(Records contained in a dataset)
----

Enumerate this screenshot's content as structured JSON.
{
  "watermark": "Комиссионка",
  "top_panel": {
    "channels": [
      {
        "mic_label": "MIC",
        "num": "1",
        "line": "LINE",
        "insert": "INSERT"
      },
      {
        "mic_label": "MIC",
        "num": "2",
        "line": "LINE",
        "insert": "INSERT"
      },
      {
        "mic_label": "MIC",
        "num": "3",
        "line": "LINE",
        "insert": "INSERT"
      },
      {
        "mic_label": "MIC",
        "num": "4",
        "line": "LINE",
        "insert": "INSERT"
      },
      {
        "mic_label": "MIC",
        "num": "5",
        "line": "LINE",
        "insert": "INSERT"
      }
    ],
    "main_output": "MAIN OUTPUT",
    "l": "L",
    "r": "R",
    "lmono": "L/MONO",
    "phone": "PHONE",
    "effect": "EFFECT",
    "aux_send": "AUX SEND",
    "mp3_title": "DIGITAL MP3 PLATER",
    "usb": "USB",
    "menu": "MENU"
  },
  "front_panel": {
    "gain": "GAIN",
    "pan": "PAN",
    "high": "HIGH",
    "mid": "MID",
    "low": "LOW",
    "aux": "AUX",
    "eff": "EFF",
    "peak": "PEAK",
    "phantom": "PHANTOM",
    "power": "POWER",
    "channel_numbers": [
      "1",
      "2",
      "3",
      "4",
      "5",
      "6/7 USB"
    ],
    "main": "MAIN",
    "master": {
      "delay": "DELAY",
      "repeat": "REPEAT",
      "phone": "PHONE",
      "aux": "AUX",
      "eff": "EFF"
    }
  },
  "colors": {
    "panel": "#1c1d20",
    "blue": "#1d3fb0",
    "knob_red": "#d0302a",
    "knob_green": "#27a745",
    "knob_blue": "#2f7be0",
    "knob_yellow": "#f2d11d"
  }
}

----

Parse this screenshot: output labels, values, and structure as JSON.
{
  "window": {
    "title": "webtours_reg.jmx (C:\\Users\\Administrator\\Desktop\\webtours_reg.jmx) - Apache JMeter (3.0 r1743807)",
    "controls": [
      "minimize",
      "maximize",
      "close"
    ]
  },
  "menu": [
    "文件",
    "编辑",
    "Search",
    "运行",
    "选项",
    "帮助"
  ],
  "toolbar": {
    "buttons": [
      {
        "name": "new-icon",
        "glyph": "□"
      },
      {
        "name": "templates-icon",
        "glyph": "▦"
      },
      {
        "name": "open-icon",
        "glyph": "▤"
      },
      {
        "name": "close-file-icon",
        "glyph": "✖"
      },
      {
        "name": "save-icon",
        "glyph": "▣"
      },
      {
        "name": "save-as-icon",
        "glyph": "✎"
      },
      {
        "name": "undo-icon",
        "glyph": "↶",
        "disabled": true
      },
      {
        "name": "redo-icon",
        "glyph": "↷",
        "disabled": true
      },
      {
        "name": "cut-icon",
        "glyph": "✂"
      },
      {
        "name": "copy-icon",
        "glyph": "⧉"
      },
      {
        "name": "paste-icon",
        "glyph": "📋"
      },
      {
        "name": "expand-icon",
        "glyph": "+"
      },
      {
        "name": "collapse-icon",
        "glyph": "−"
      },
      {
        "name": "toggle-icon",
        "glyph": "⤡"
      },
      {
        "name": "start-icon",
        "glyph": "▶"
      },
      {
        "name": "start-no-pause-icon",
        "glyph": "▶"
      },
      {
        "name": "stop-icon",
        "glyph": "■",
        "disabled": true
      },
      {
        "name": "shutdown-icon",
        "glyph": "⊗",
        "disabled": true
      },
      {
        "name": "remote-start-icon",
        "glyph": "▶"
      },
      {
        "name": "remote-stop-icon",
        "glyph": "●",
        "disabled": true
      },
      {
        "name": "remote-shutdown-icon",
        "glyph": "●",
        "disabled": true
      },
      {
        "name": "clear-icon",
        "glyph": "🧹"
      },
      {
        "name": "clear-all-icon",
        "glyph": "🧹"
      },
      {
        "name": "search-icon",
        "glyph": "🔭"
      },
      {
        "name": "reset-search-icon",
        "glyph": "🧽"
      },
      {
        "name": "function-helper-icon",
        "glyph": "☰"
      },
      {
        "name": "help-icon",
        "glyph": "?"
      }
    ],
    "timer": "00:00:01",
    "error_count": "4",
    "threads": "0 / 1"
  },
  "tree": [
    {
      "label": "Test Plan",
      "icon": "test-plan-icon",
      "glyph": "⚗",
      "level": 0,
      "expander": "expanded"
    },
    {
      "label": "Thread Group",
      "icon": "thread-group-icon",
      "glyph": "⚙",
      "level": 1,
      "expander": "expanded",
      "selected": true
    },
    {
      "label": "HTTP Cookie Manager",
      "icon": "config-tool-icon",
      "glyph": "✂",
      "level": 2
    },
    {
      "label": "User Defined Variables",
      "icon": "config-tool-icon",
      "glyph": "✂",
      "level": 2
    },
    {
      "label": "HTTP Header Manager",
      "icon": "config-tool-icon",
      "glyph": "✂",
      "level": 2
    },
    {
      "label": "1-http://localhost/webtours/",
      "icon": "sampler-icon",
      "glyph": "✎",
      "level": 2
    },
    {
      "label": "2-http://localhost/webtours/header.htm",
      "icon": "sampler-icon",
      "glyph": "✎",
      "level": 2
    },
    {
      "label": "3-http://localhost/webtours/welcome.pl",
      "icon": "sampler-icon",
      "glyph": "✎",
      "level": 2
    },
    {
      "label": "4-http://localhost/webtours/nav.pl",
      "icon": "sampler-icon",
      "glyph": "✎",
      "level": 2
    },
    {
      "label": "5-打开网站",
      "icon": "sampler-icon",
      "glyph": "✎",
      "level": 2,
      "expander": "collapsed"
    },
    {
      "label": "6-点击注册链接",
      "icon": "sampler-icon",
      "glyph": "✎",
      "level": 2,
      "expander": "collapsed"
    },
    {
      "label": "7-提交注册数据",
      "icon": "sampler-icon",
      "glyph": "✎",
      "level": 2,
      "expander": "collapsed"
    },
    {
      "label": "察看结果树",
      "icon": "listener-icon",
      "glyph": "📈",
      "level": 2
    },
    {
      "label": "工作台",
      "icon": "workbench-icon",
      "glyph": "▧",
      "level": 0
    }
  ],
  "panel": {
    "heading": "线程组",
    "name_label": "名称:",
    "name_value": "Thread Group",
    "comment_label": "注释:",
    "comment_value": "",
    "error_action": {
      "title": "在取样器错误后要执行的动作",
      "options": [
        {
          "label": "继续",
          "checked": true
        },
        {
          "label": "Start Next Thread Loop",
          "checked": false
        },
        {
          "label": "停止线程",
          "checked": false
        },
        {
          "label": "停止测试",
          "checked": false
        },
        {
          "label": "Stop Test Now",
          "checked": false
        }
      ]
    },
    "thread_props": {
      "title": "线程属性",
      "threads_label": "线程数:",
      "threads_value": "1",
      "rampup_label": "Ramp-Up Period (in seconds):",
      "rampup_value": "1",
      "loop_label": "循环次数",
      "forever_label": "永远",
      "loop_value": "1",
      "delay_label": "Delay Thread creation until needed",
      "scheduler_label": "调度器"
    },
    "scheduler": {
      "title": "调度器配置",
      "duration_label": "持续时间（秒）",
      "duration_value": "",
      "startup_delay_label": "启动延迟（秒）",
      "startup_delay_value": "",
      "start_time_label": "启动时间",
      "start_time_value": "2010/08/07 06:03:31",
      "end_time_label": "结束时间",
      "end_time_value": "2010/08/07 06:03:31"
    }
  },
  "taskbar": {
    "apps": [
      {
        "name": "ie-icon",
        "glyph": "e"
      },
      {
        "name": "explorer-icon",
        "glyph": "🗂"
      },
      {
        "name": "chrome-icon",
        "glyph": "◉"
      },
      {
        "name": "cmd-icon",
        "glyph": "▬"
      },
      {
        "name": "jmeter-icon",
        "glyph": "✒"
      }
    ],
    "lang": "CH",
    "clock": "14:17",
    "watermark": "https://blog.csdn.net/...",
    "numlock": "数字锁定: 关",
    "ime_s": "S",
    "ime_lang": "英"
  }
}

----

__Written task__: State the number of lines holding the word "shutdown" in the listing. Add nothing else.

__Complete response__: 2